## Recorded information
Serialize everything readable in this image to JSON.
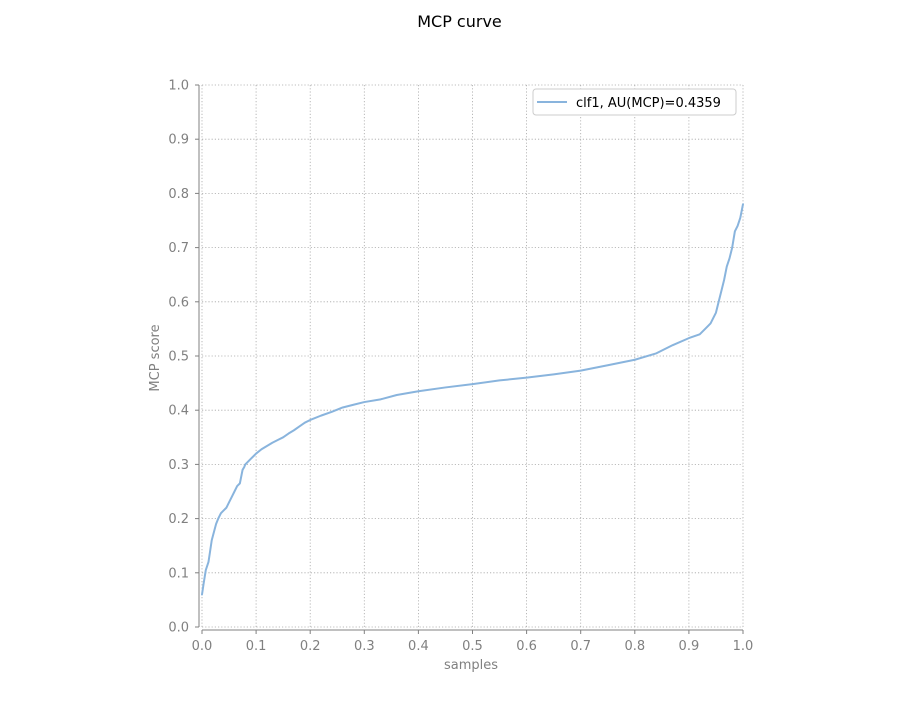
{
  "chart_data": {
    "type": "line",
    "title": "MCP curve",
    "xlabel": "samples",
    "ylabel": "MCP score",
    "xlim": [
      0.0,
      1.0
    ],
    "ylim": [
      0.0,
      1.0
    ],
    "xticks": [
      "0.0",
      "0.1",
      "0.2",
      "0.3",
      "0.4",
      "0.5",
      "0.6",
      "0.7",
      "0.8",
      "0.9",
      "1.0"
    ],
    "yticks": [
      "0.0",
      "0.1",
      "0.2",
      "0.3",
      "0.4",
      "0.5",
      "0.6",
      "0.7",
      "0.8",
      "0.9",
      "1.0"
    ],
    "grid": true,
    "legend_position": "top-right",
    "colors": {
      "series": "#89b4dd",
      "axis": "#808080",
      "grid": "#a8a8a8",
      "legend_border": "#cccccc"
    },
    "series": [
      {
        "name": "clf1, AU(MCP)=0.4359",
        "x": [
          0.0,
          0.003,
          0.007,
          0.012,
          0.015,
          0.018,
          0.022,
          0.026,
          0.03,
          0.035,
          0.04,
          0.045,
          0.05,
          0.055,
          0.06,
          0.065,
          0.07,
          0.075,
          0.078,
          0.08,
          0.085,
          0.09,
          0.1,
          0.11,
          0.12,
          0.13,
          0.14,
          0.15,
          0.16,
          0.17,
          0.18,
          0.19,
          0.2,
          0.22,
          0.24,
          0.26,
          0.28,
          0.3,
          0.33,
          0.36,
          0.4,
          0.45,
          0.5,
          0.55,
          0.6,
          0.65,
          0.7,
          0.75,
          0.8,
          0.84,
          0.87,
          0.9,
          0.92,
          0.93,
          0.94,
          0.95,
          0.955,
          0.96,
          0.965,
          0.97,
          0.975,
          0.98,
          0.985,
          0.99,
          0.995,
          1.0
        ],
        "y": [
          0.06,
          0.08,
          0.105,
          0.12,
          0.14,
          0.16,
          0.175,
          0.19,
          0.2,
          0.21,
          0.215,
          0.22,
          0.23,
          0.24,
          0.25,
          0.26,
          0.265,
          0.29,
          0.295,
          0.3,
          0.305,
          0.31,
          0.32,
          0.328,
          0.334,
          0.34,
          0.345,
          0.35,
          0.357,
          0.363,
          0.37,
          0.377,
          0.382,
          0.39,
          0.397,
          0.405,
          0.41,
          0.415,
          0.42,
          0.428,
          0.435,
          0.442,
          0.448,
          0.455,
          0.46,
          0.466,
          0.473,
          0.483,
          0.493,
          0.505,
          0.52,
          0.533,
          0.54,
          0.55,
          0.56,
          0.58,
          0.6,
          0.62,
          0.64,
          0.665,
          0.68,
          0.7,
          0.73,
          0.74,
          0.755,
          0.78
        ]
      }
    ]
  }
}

==

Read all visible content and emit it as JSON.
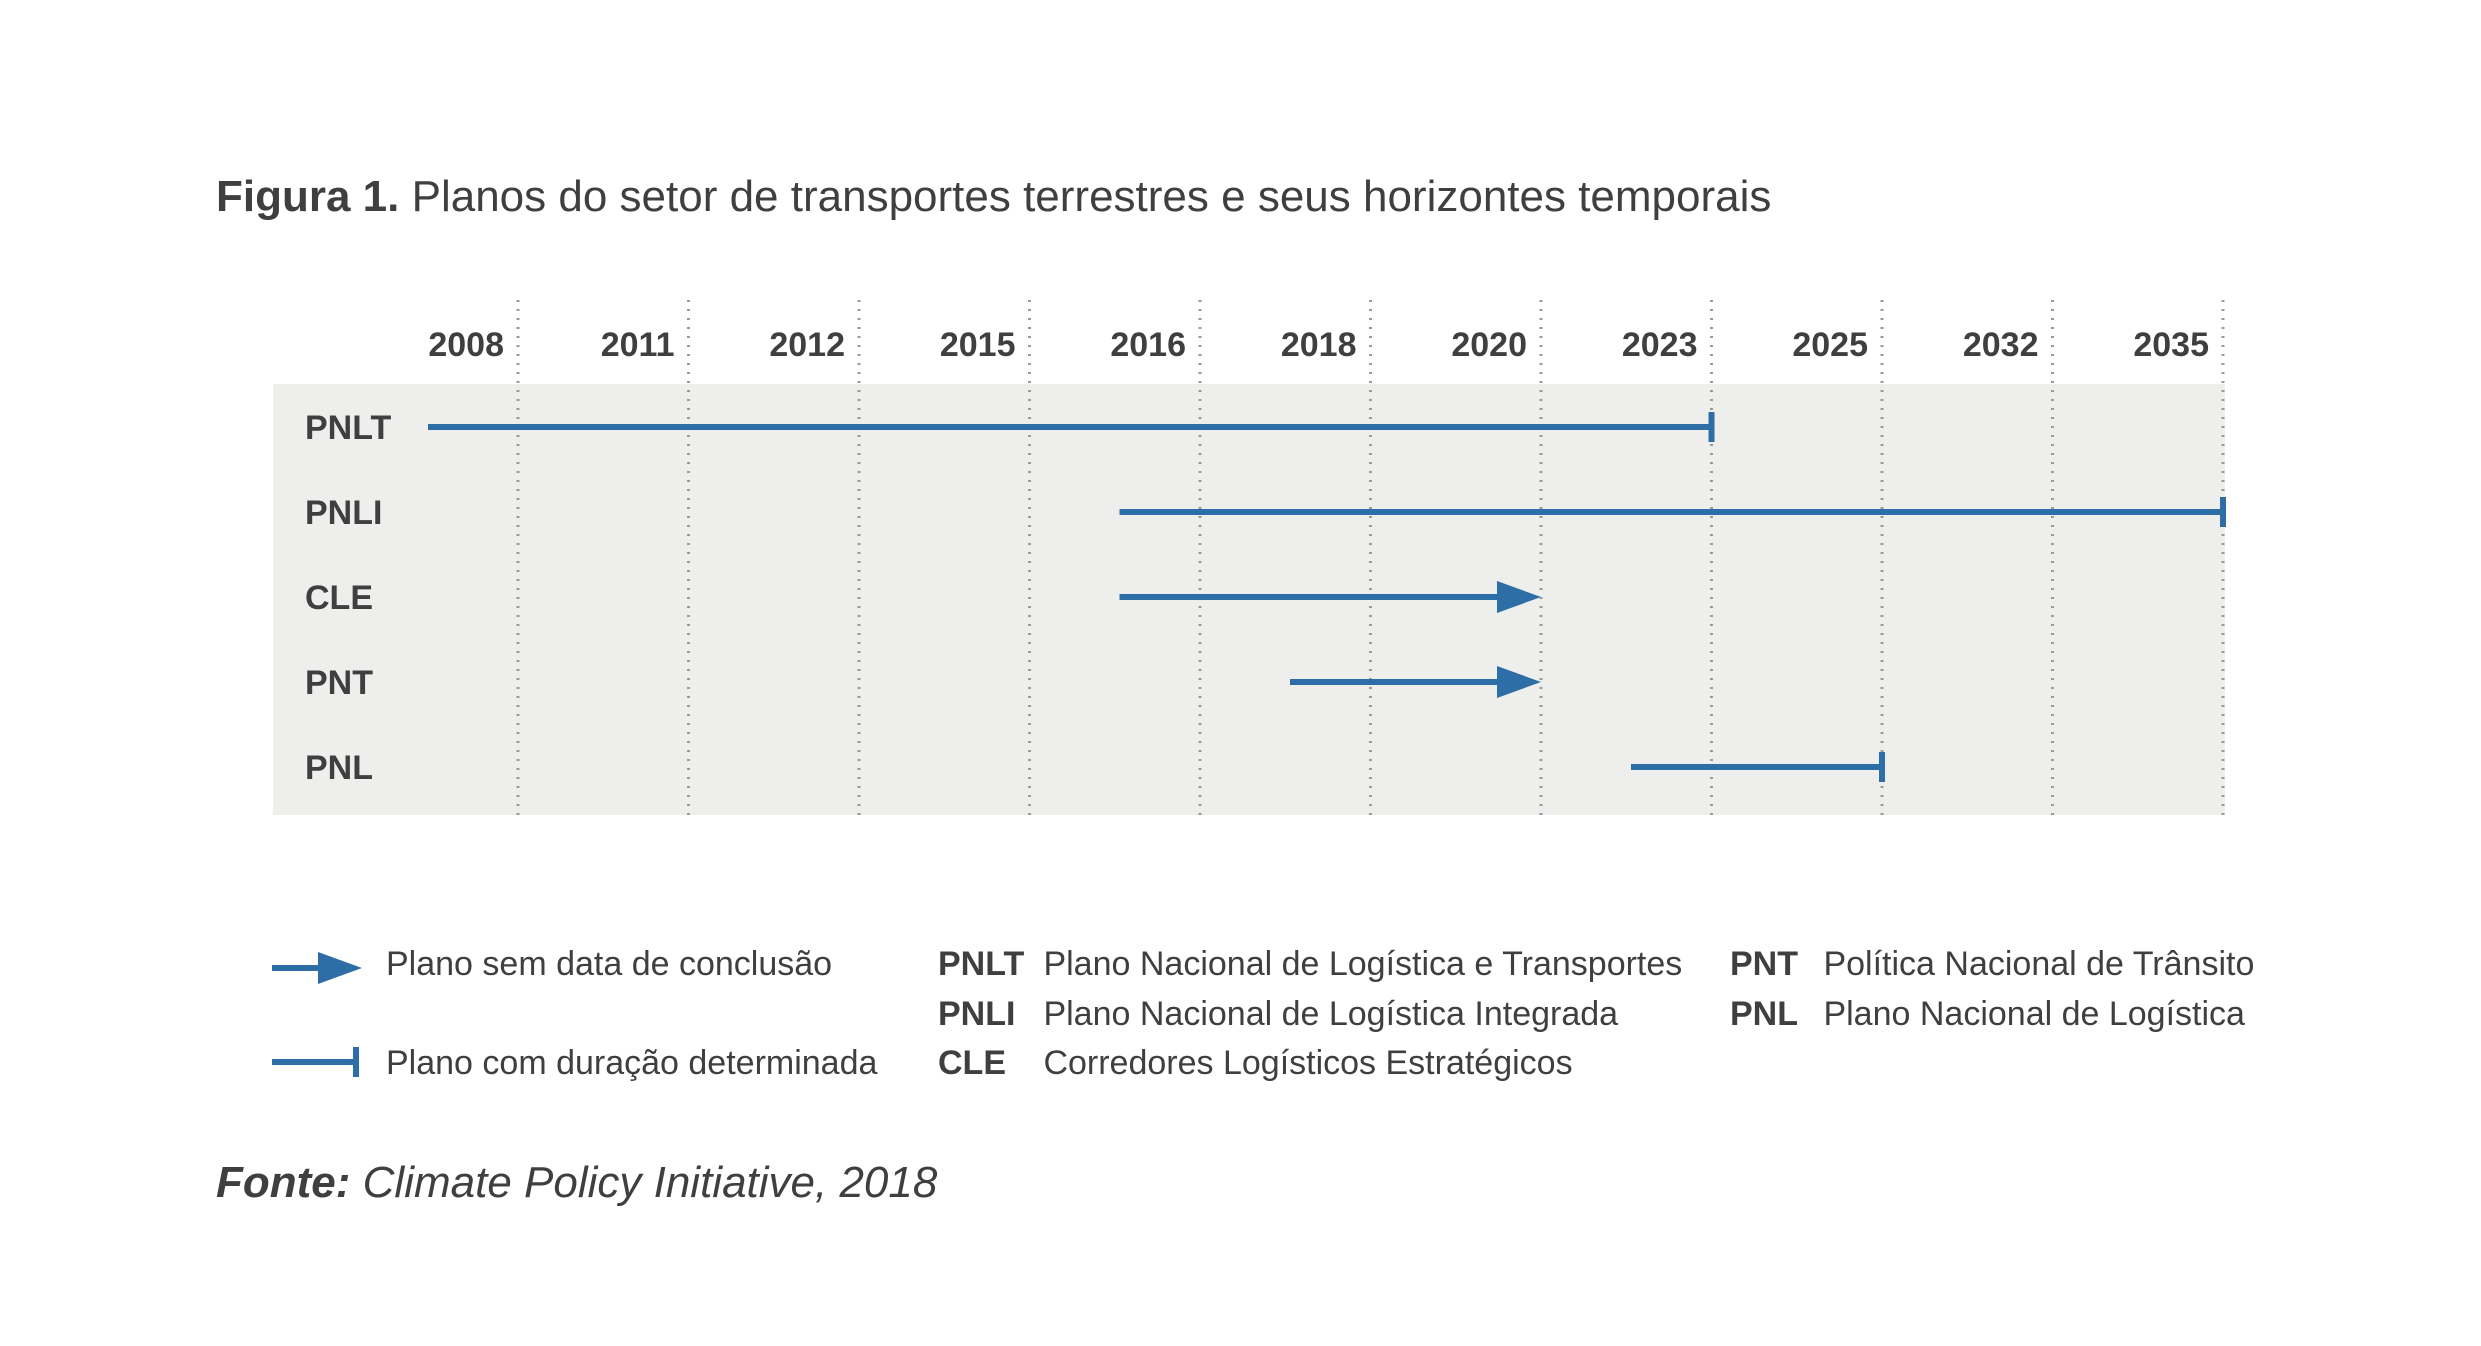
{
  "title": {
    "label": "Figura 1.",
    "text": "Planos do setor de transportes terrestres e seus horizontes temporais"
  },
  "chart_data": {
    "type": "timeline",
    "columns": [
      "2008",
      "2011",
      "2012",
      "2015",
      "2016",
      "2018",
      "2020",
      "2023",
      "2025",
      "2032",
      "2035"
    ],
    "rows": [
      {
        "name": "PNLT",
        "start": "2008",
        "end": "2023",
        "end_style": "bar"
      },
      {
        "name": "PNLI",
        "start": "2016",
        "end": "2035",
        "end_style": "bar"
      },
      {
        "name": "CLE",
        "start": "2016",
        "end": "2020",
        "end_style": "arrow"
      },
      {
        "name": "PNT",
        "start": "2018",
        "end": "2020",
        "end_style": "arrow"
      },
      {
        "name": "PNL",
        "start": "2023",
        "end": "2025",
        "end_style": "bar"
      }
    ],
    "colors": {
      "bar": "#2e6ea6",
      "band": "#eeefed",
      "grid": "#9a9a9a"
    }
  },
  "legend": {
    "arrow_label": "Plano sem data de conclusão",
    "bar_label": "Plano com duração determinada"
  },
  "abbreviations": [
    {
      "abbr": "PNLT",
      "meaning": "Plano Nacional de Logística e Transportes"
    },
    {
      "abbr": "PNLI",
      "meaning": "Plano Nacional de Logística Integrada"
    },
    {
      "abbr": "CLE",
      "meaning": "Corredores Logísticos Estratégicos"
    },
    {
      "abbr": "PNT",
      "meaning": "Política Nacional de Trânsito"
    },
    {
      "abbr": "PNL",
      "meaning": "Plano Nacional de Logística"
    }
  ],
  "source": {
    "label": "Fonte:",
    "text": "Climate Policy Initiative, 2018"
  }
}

---

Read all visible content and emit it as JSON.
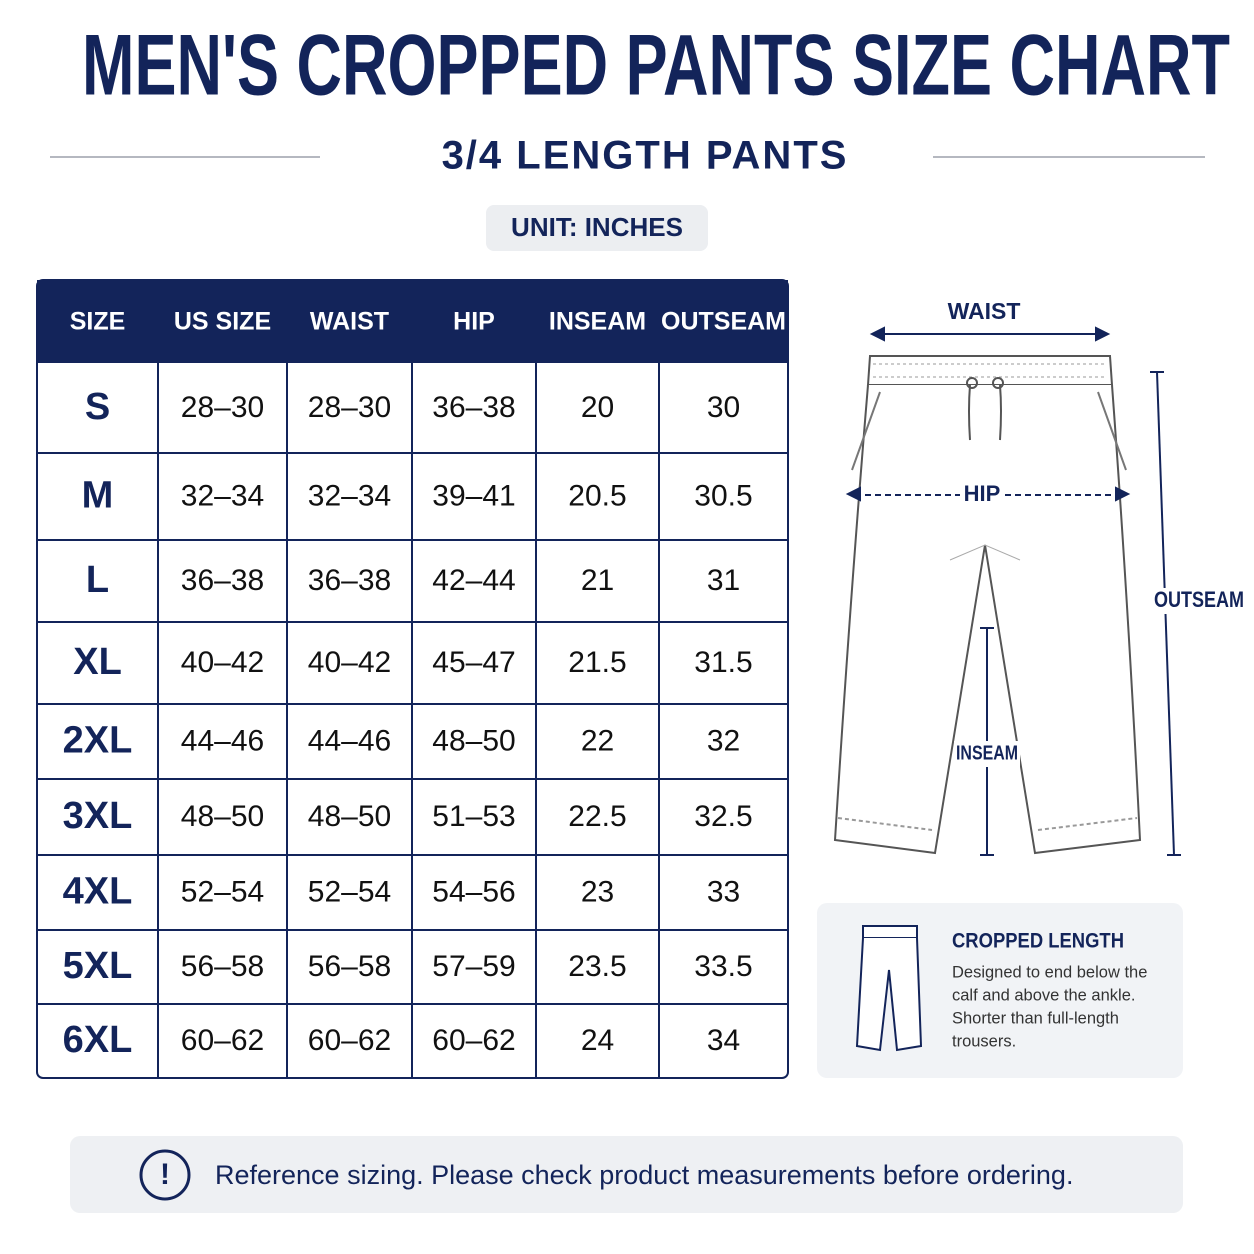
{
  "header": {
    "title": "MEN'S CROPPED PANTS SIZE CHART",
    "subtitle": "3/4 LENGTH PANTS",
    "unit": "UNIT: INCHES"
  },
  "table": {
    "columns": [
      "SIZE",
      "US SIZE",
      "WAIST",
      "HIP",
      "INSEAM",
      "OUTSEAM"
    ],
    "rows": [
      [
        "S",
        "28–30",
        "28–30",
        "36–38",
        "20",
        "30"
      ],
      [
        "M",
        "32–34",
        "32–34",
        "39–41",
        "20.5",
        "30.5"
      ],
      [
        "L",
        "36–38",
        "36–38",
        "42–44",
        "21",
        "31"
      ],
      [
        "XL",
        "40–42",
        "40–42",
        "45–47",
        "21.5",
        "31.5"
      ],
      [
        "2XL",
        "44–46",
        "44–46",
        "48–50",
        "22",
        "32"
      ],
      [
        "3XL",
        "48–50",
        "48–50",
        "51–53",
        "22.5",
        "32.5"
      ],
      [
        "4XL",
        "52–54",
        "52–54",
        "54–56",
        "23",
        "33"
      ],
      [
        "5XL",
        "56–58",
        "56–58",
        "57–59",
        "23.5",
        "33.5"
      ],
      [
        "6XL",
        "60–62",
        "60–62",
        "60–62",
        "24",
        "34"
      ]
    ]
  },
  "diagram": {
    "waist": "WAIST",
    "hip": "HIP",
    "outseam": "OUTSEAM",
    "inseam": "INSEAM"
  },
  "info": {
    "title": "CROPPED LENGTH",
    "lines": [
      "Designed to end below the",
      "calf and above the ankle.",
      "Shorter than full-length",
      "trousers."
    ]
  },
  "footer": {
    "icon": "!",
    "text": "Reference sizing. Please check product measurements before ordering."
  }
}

## Written task
From the data above, gather every line that includes the word "name".

## Exercise output
        "name": "clf1, AU(MCP)=0.4359",
        "name": "PNLT",
        "name": "PNLI",
        "name": "CLE",
        "name": "PNT",
        "name": "PNL",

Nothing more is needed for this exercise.